WRITTEN REQUEST 1: According to the passage on UC Davis museums, roughly how many specimens does the Bohart Museum hold?

** START OF PASSAGE TO READ **

The hidden museums of UC Davis

JAY GELVEZON / AGGIE
JAY GELVEZON / AGGIE

Learn more about your campus museums

With the grand opening of the Manetti Shrem Museum, other on-campus museums may have been overlooked. Here’s a short list of other UC Davis museums, whose focuses range from insects to activism to design.

 

Bohart Museum

Many UC Davis students may not know about the unconventional Bohart Museum.

“People find us by accident,” said Lynn Kimsey, the Bohart Museum director. “Everybody in the Sacramento Valley area with a kid knows about us, and almost nobody on campus does. I can’t explain it. It’s hard to become well-known on campus.”

Insects may not be everyone’s favorite topic, but the Bohart Museum, UC Davis’ museum of entomology, might be able to change that. Researchers at the museum dedicate themselves to teaching people about the importance of insects in ecosystems.

museums_ar_Jay_Gelvezon2Upon entering the facility, one will notice that it resembles more of a research platform than a typical museum setting — because that is exactly what it is.

“We are a research museum, meaning we have specimens that are collected all over the world by various people,” Kimsey said. “One thing that’s different about us is that this is probably the only insect collection in the world that invites the public into the collection.”

The museum contains about 7 to 8 million specimens of terrestrial arthropods that are in some part open to the public. Given the stigma surrounding insects, one of the museum’s primary goals is to educate people — especially youth — and serve the campus community.

“One of our real strong emphases here is to educate people — to show them in a very harmless and careful way exactly how important insects are, how [they can be] dangerous or not, how we can live with them and really can’t live without them,” Kimsey said.

The Bohart Museum not only displays an immense collection of pinned insects, but it also allows guests to interact with live ones as well.

** END OF PASSAGE TO READ **

WRITTEN REQUEST 2: In the records, begin at the line that has "- Polygon shape: [129, 79, 210, 100]" and stop after the line that has "- Polygon shape: [117, 124, 129, 132]". Write those lines out again with "Band" substituted for "Bar" and everything else left as it is.

** START OF LISTED ENTRIES **

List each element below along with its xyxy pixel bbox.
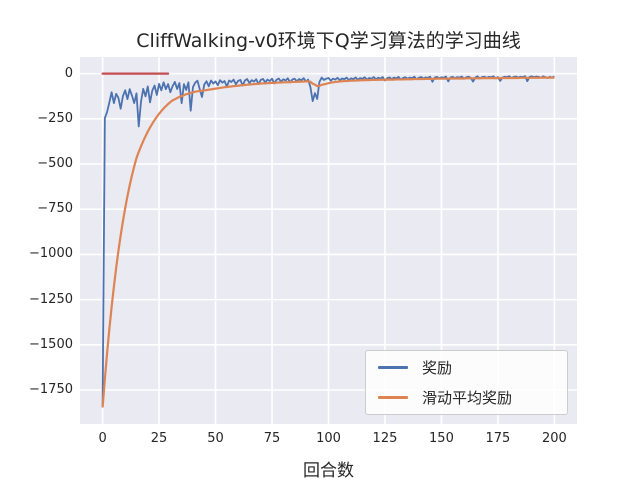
ma-reward-curve: [101, 76, 555, 408]
x-tick-label: 75: [263, 431, 281, 446]
legend-item-ma-reward: 滑动平均奖励: [378, 387, 555, 408]
y-tick-label: −750: [37, 201, 73, 217]
y-tick-label: −1250: [29, 291, 73, 307]
y-tick-label: −1500: [29, 336, 73, 352]
x-tick-label: 125: [372, 431, 398, 446]
chart-title: CliffWalking-v0环境下Q学习算法的学习曲线: [136, 30, 521, 52]
legend-item-reward: 奖励: [378, 357, 555, 378]
y-tick-label: −500: [37, 156, 73, 172]
reward-line-sample: [378, 366, 408, 369]
legend: 奖励 滑动平均奖励: [365, 350, 568, 415]
y-tick-label: −1750: [29, 382, 73, 397]
x-tick-label: 0: [98, 431, 107, 446]
x-axis-label: 回合数: [303, 461, 354, 480]
x-tick-label: 200: [541, 431, 567, 446]
ma-reward-line-sample: [378, 396, 408, 399]
x-tick-label: 175: [485, 431, 511, 446]
plot-canvas: [80, 57, 577, 424]
x-tick-label: 50: [207, 431, 224, 446]
x-tick-label: 100: [316, 431, 341, 446]
y-tick-label: −1000: [29, 246, 73, 262]
x-tick-label: 150: [429, 431, 454, 446]
plot-area: [80, 57, 577, 424]
legend-label-reward: 奖励: [422, 359, 453, 377]
y-tick-label: 0: [64, 65, 73, 81]
y-tick-label: −250: [37, 110, 73, 126]
x-tick-label: 25: [150, 431, 168, 446]
legend-label-ma-reward: 滑动平均奖励: [422, 389, 513, 407]
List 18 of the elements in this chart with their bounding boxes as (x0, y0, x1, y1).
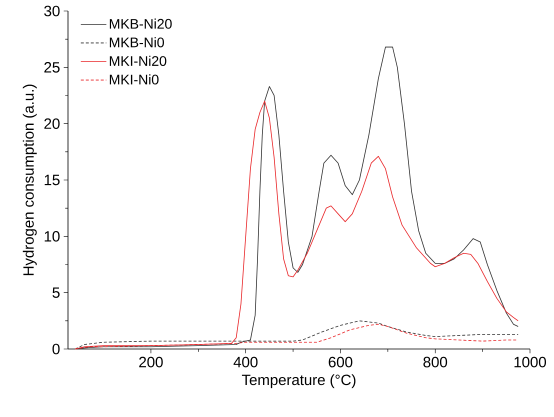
y-tick-label: 20 (44, 118, 60, 129)
y-tick-label: 30 (44, 6, 60, 16)
legend-label: MKI-Ni0 (110, 74, 159, 85)
y-tick-label: 25 (44, 62, 60, 73)
x-tick-label: 200 (139, 356, 163, 368)
y-axis-title: Hydrogen consumption (a.u.) (22, 84, 37, 276)
x-tick-label: 400 (234, 356, 258, 368)
legend-label: MKB-Ni20 (110, 18, 172, 29)
x-tick-label: 1000 (514, 356, 546, 368)
x-tick-label: 600 (328, 356, 352, 368)
legend-label: MKB-Ni0 (110, 37, 164, 48)
y-tick-label: 5 (52, 287, 60, 298)
y-tick-label: 15 (44, 174, 60, 186)
x-axis-title: Temperature (°C) (242, 374, 356, 388)
legend-label: MKI-Ni20 (110, 56, 166, 66)
y-tick-label: 0 (52, 344, 60, 354)
x-tick-label: 800 (423, 356, 448, 368)
y-tick-label: 10 (44, 231, 60, 242)
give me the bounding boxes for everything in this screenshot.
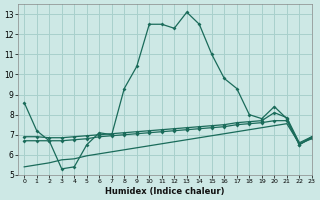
X-axis label: Humidex (Indice chaleur): Humidex (Indice chaleur) [105, 187, 225, 196]
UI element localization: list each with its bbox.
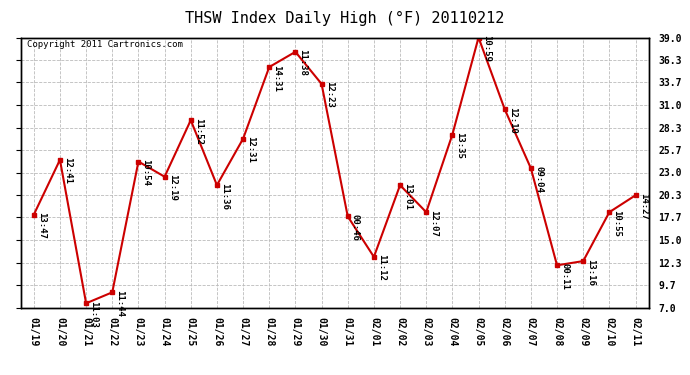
Text: 10:55: 10:55	[613, 210, 622, 237]
Text: 12:07: 12:07	[429, 210, 438, 237]
Text: 11:12: 11:12	[377, 254, 386, 281]
Text: 14:31: 14:31	[273, 64, 282, 92]
Text: THSW Index Daily High (°F) 20110212: THSW Index Daily High (°F) 20110212	[186, 11, 504, 26]
Text: 13:47: 13:47	[37, 212, 46, 239]
Text: 11:36: 11:36	[220, 183, 229, 210]
Text: 13:16: 13:16	[586, 259, 595, 285]
Text: 12:23: 12:23	[325, 81, 334, 108]
Text: 10:59: 10:59	[482, 35, 491, 62]
Text: 12:10: 12:10	[508, 107, 517, 134]
Text: 12:31: 12:31	[246, 136, 255, 163]
Text: 11:44: 11:44	[115, 290, 124, 316]
Text: 11:03: 11:03	[89, 301, 98, 328]
Text: 13:35: 13:35	[455, 132, 464, 159]
Text: 11:52: 11:52	[194, 118, 203, 144]
Text: 10:54: 10:54	[141, 159, 150, 186]
Text: 13:01: 13:01	[403, 183, 412, 210]
Text: 12:41: 12:41	[63, 158, 72, 184]
Text: 11:38: 11:38	[299, 50, 308, 76]
Text: 09:04: 09:04	[534, 166, 543, 193]
Text: Copyright 2011 Cartronics.com: Copyright 2011 Cartronics.com	[27, 40, 183, 49]
Text: 00:46: 00:46	[351, 214, 360, 241]
Text: 00:11: 00:11	[560, 263, 569, 290]
Text: 12:19: 12:19	[168, 174, 177, 201]
Text: 14:27: 14:27	[639, 193, 648, 220]
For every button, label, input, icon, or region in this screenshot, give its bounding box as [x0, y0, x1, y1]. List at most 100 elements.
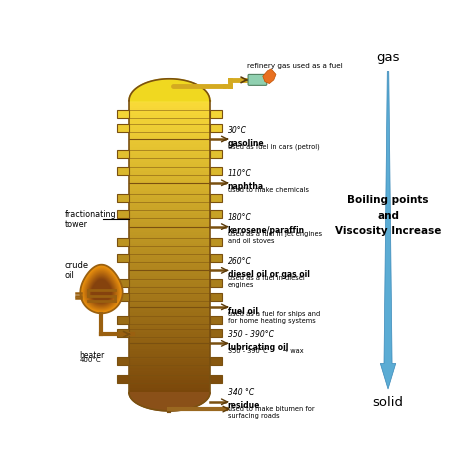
- Polygon shape: [129, 79, 210, 100]
- Text: used as fuel in cars (petrol): used as fuel in cars (petrol): [228, 143, 319, 150]
- Polygon shape: [83, 268, 120, 310]
- Bar: [129, 193, 210, 196]
- Polygon shape: [117, 375, 129, 383]
- Bar: [129, 361, 210, 364]
- Bar: [129, 293, 210, 295]
- Polygon shape: [380, 72, 396, 389]
- Polygon shape: [90, 278, 113, 303]
- Bar: [129, 156, 210, 159]
- Text: lubricating oil: lubricating oil: [228, 343, 288, 352]
- Bar: [129, 123, 210, 125]
- Polygon shape: [82, 267, 121, 311]
- Polygon shape: [83, 268, 120, 311]
- Polygon shape: [210, 210, 222, 219]
- Bar: [129, 329, 210, 332]
- Bar: [129, 181, 210, 183]
- Polygon shape: [210, 279, 222, 287]
- Bar: [129, 128, 210, 130]
- Text: naphtha: naphtha: [228, 182, 264, 191]
- Polygon shape: [117, 329, 129, 337]
- Bar: [129, 264, 210, 266]
- Bar: [129, 283, 210, 286]
- Text: used to make bitumen for
surfacing roads: used to make bitumen for surfacing roads: [228, 406, 314, 419]
- Bar: [129, 147, 210, 149]
- Polygon shape: [84, 270, 118, 309]
- Polygon shape: [91, 278, 112, 303]
- Polygon shape: [91, 279, 112, 302]
- Bar: [129, 259, 210, 261]
- Bar: [129, 373, 210, 375]
- Bar: [129, 130, 210, 132]
- Polygon shape: [117, 150, 129, 158]
- Polygon shape: [85, 271, 118, 309]
- Polygon shape: [117, 124, 129, 132]
- Bar: [129, 288, 210, 291]
- Text: solid: solid: [373, 396, 403, 410]
- Bar: [129, 291, 210, 293]
- Polygon shape: [117, 110, 129, 118]
- Text: gasoline: gasoline: [228, 138, 264, 147]
- Bar: [129, 246, 210, 249]
- Bar: [129, 171, 210, 173]
- Bar: [129, 213, 210, 215]
- Polygon shape: [90, 277, 113, 304]
- Bar: [129, 298, 210, 300]
- Bar: [129, 359, 210, 361]
- Bar: [129, 310, 210, 312]
- Text: 400°C: 400°C: [80, 357, 101, 363]
- Bar: [129, 173, 210, 176]
- Bar: [129, 349, 210, 351]
- Bar: [129, 351, 210, 354]
- Polygon shape: [117, 254, 129, 262]
- Bar: [129, 166, 210, 169]
- Bar: [129, 164, 210, 166]
- Bar: [129, 334, 210, 337]
- Bar: [129, 227, 210, 229]
- Polygon shape: [210, 150, 222, 158]
- Text: 180°C: 180°C: [228, 213, 252, 222]
- Polygon shape: [89, 276, 114, 305]
- Bar: [129, 371, 210, 373]
- Text: used as a fuel for ships and
for home heating systems: used as a fuel for ships and for home he…: [228, 311, 320, 324]
- Bar: [129, 266, 210, 269]
- Polygon shape: [87, 274, 116, 306]
- Polygon shape: [210, 316, 222, 324]
- Bar: [129, 383, 210, 385]
- Bar: [129, 254, 210, 256]
- Bar: [129, 176, 210, 179]
- Polygon shape: [82, 267, 120, 311]
- Polygon shape: [210, 375, 222, 383]
- Bar: [129, 103, 210, 106]
- Bar: [129, 208, 210, 210]
- Bar: [129, 186, 210, 188]
- Polygon shape: [86, 272, 118, 308]
- Bar: [129, 319, 210, 322]
- Bar: [129, 118, 210, 120]
- Bar: [129, 317, 210, 319]
- Polygon shape: [210, 329, 222, 337]
- Bar: [129, 229, 210, 232]
- Bar: [129, 315, 210, 317]
- Polygon shape: [89, 276, 114, 305]
- Polygon shape: [82, 266, 121, 312]
- Text: 110°C: 110°C: [228, 169, 252, 178]
- Polygon shape: [117, 194, 129, 202]
- Bar: [129, 273, 210, 276]
- Text: 260°C: 260°C: [228, 257, 252, 266]
- Bar: [129, 381, 210, 383]
- Bar: [129, 179, 210, 181]
- Bar: [129, 385, 210, 388]
- Bar: [129, 196, 210, 198]
- Bar: [129, 188, 210, 191]
- Polygon shape: [85, 271, 118, 309]
- Text: 350 - 390°C       → wax: 350 - 390°C → wax: [228, 348, 303, 354]
- Text: used to make chemicals: used to make chemicals: [228, 187, 309, 193]
- Polygon shape: [84, 269, 119, 310]
- Polygon shape: [210, 238, 222, 246]
- Polygon shape: [84, 270, 119, 310]
- Polygon shape: [81, 265, 122, 313]
- Polygon shape: [263, 69, 276, 83]
- Polygon shape: [210, 356, 222, 365]
- Bar: [129, 205, 210, 208]
- Polygon shape: [86, 272, 117, 308]
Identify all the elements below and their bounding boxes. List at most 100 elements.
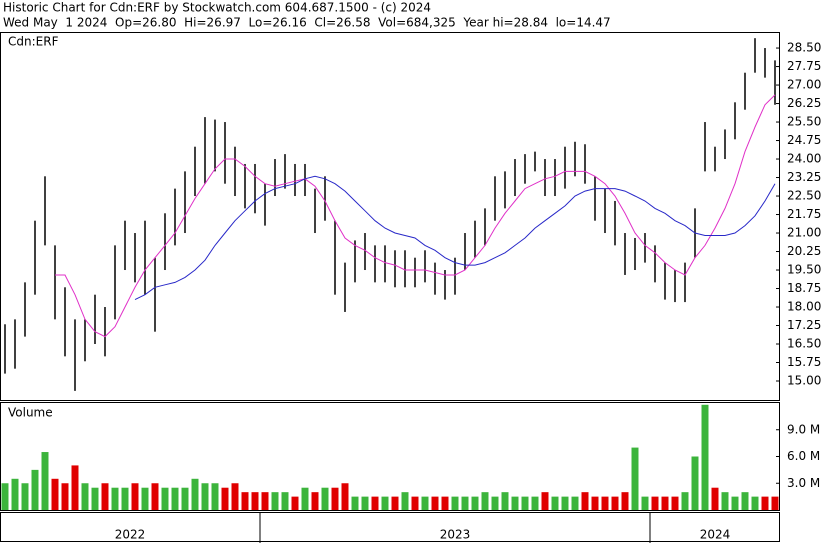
volume-bar [491,496,499,510]
header-line2: Wed May 1 2024 Op=26.80 Hi=26.97 Lo=26.1… [3,16,611,30]
volume-bar [121,487,129,510]
volume-bar [361,496,369,510]
volume-bar [441,496,449,510]
volume-bar [701,404,709,510]
moving-average-slow [134,175,776,301]
volume-bar [111,487,119,510]
y-tick-label: 28.50 [787,41,821,55]
volume-bar [451,496,459,510]
volume-bar [191,478,199,510]
y-tick-label: 25.50 [787,115,821,129]
v-tick-label: 9.0 M [787,422,820,436]
y-tick-label: 23.25 [787,170,821,184]
y-tick-label: 22.50 [787,189,821,203]
volume-bar [161,487,169,510]
volume-bar [411,496,419,510]
volume-bar [771,496,779,510]
v-tick-label: 3.0 M [787,476,820,490]
date-axis [0,512,780,542]
y-tick-label: 15.00 [787,374,821,388]
y-tick-label: 24.75 [787,133,821,147]
volume-bar [401,492,409,510]
volume-bar [271,492,279,510]
volume-bar [221,487,229,510]
volume-bar [591,496,599,510]
y-tick-label: 26.25 [787,96,821,110]
volume-bar [601,496,609,510]
volume-bar [571,496,579,510]
volume-bar [181,487,189,510]
volume-bar [341,483,349,510]
y-tick-label: 21.00 [787,226,821,240]
volume-bar [561,496,569,510]
volume-bar [501,492,509,510]
volume-bar [611,496,619,510]
y-tick-label: 27.75 [787,59,821,73]
volume-bar [311,492,319,510]
volume-bar [331,487,339,510]
header-line1: Historic Chart for Cdn:ERF by Stockwatch… [3,1,431,15]
volume-bar [251,492,259,510]
volume-bar [241,492,249,510]
volume-bar [391,496,399,510]
volume-bar [31,469,39,510]
y-tick-label: 21.75 [787,207,821,221]
volume-bar [431,496,439,510]
volume-bar [661,496,669,510]
volume-bar [171,487,179,510]
y-tick-label: 27.00 [787,78,821,92]
volume-bar [151,483,159,510]
volume-bar [351,496,359,510]
volume-bar [231,483,239,510]
volume-bar [741,492,749,510]
v-tick-label: 6.0 M [787,449,820,463]
volume-bar [691,456,699,510]
volume-bar [131,483,139,510]
volume-bar [621,492,629,510]
volume-bar [461,496,469,510]
volume-bar [531,496,539,510]
volume-bar [541,492,549,510]
volume-bar [521,496,529,510]
volume-bar [421,496,429,510]
volume-bar [551,496,559,510]
volume-bar [761,496,769,510]
volume-bar [201,483,209,510]
volume-bar [41,452,49,510]
volume-bar [281,492,289,510]
volume-title: Volume [8,406,53,420]
volume-bar [581,492,589,510]
moving-average-fast [55,94,776,338]
volume-bar [471,496,479,510]
volume-bar [731,496,739,510]
volume-bar [381,496,389,510]
volume-bar [211,483,219,510]
y-tick-label: 24.00 [787,152,821,166]
y-tick-label: 18.75 [787,281,821,295]
volume-bar [371,496,379,510]
volume-bar [681,492,689,510]
y-tick-label: 19.50 [787,263,821,277]
volume-bar [101,483,109,510]
volume-bar [641,496,649,510]
volume-bar [61,483,69,510]
y-tick-label: 18.00 [787,300,821,314]
year-label: 2022 [115,528,146,542]
y-tick-label: 15.75 [787,355,821,369]
symbol-label: Cdn:ERF [8,35,59,49]
y-tick-label: 17.25 [787,318,821,332]
volume-bar [81,483,89,510]
volume-bar [91,487,99,510]
y-tick-label: 16.50 [787,337,821,351]
volume-bar [141,487,149,510]
year-label: 2024 [700,528,731,542]
price-panel [0,32,780,401]
volume-bar [51,478,59,510]
volume-bar [511,496,519,510]
volume-bar [291,496,299,510]
volume-bar [21,483,29,510]
volume-bar [261,492,269,510]
volume-bar [651,496,659,510]
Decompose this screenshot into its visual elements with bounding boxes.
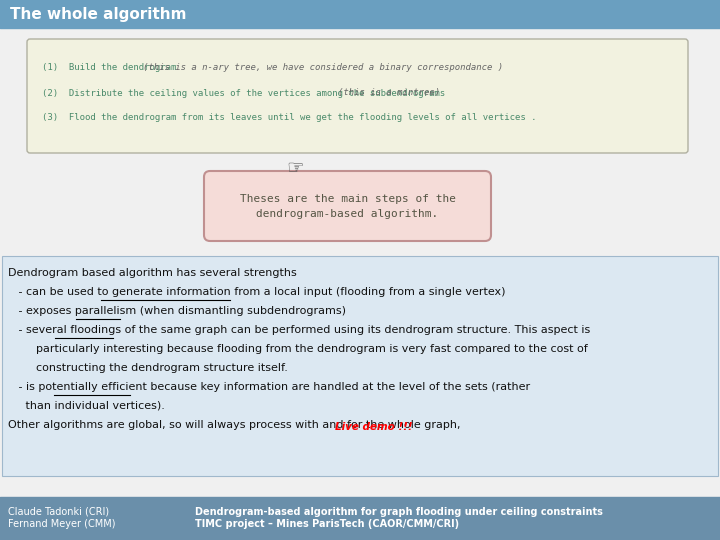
FancyBboxPatch shape: [2, 256, 718, 476]
Text: (2)  Distribute the ceiling values of the vertices among the subdendrograms: (2) Distribute the ceiling values of the…: [42, 89, 451, 98]
Text: The whole algorithm: The whole algorithm: [10, 6, 186, 22]
Text: Theses are the main steps of the: Theses are the main steps of the: [240, 194, 456, 204]
Text: Fernand Meyer (CMM): Fernand Meyer (CMM): [8, 519, 115, 529]
Text: (3)  Flood the dendrogram from its leaves until we get the flooding levels of al: (3) Flood the dendrogram from its leaves…: [42, 113, 536, 123]
Text: Claude Tadonki (CRI): Claude Tadonki (CRI): [8, 507, 109, 517]
Text: - exposes parallelism (when dismantling subdendrograms): - exposes parallelism (when dismantling …: [8, 306, 346, 316]
Text: Dendrogram based algorithm has several strengths: Dendrogram based algorithm has several s…: [8, 268, 297, 278]
FancyBboxPatch shape: [204, 171, 491, 241]
FancyBboxPatch shape: [27, 39, 688, 153]
Text: TIMC project – Mines ParisTech (CAOR/CMM/CRI): TIMC project – Mines ParisTech (CAOR/CMM…: [195, 519, 459, 529]
Text: (1)  Build the dendrogram: (1) Build the dendrogram: [42, 64, 181, 72]
Text: particularly interesting because flooding from the dendrogram is very fast compa: particularly interesting because floodin…: [8, 344, 588, 354]
Text: Other algorithms are global, so will always process with and for the whole graph: Other algorithms are global, so will alw…: [8, 420, 461, 430]
Text: dendrogram-based algorithm.: dendrogram-based algorithm.: [256, 209, 438, 219]
Text: ☞: ☞: [287, 159, 304, 178]
Text: (this is a n-ary tree, we have considered a binary correspondance ): (this is a n-ary tree, we have considere…: [143, 64, 503, 72]
Text: - can be used to generate information from a local input (flooding from a single: - can be used to generate information fr…: [8, 287, 505, 297]
Text: constructing the dendrogram structure itself.: constructing the dendrogram structure it…: [8, 363, 288, 373]
Text: Live demo !!!: Live demo !!!: [335, 422, 413, 432]
Text: than individual vertices).: than individual vertices).: [8, 401, 165, 411]
Text: - is potentially efficient because key information are handled at the level of t: - is potentially efficient because key i…: [8, 382, 530, 392]
Text: - several floodings of the same graph can be performed using its dendrogram stru: - several floodings of the same graph ca…: [8, 325, 590, 335]
Text: Dendrogram-based algorithm for graph flooding under ceiling constraints: Dendrogram-based algorithm for graph flo…: [195, 507, 603, 517]
Text: (this is a mintree): (this is a mintree): [338, 89, 441, 98]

** END OF LISTED ENTRIES **

EXPECTED ANSWER 1: About 7 to 8 million specimens of terrestrial arthropods.

EXPECTED ANSWER 2:
- Polygon shape: [129, 79, 210, 100]
- Text: used as fuel in cars (petrol): used as fuel in cars (petrol): [228, 143, 319, 150]
- Polygon shape: [83, 268, 120, 310]
- Band: [129, 193, 210, 196]
- Polygon shape: [117, 375, 129, 383]
- Band: [129, 361, 210, 364]
- Band: [129, 293, 210, 295]
- Polygon shape: [380, 72, 396, 389]
- Polygon shape: [90, 278, 113, 303]
- Band: [129, 156, 210, 159]
- Text: lubricating oil: lubricating oil: [228, 343, 288, 352]
- Band: [129, 123, 210, 125]
- Polygon shape: [82, 267, 121, 311]
- Polygon shape: [83, 268, 120, 311]
- Polygon shape: [210, 210, 222, 219]
- Band: [129, 329, 210, 332]
- Band: [129, 181, 210, 183]
- Polygon shape: [210, 279, 222, 287]
- Band: [129, 128, 210, 130]
- Text: naphtha: naphtha: [228, 182, 264, 191]
- Polygon shape: [117, 329, 129, 337]
- Band: [129, 264, 210, 266]
- Band: [129, 283, 210, 286]
- Text: used to make bitumen for
surfacing roads: used to make bitumen for surfacing roads: [228, 406, 314, 419]
- Band: [129, 147, 210, 149]
- Polygon shape: [84, 270, 118, 309]
- Polygon shape: [91, 278, 112, 303]
- Polygon shape: [91, 279, 112, 302]
- Band: [129, 259, 210, 261]
- Band: [129, 373, 210, 375]
- Band: [129, 130, 210, 132]
- Polygon shape: [117, 150, 129, 158]
- Polygon shape: [85, 271, 118, 309]
- Polygon shape: [117, 124, 129, 132]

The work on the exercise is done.